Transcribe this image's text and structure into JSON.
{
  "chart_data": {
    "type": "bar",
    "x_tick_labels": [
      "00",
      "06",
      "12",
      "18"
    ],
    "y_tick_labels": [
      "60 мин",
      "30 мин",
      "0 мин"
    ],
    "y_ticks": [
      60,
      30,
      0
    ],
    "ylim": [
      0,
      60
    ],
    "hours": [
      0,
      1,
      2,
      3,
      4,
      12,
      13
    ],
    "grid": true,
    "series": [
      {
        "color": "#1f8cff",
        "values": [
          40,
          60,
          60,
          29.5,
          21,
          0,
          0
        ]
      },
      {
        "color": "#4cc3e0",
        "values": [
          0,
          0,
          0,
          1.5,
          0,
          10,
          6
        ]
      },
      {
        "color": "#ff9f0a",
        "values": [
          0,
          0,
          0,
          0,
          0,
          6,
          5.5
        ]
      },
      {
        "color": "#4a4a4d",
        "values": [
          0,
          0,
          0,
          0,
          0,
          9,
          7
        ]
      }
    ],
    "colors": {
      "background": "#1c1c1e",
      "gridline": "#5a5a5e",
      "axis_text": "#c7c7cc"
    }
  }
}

- - - -

Please quote every record above exactly as it appears.

Transcribe this image's text and structure into JSON.
{
  "chart_data": {
    "type": "bar",
    "x_tick_labels": [
      "00",
      "06",
      "12",
      "18"
    ],
    "y_tick_labels": [
      "60 мин",
      "30 мин",
      "0 мин"
    ],
    "y_ticks": [
      60,
      30,
      0
    ],
    "ylim": [
      0,
      60
    ],
    "hours": [
      0,
      1,
      2,
      3,
      4,
      12,
      13
    ],
    "grid": true,
    "series": [
      {
        "color": "#1f8cff",
        "values": [
          40,
          60,
          60,
          29.5,
          21,
          0,
          0
        ]
      },
      {
        "color": "#4cc3e0",
        "values": [
          0,
          0,
          0,
          1.5,
          0,
          10,
          6
        ]
      },
      {
        "color": "#ff9f0a",
        "values": [
          0,
          0,
          0,
          0,
          0,
          6,
          5.5
        ]
      },
      {
        "color": "#4a4a4d",
        "values": [
          0,
          0,
          0,
          0,
          0,
          9,
          7
        ]
      }
    ],
    "colors": {
      "background": "#1c1c1e",
      "gridline": "#5a5a5e",
      "axis_text": "#c7c7cc"
    }
  }
}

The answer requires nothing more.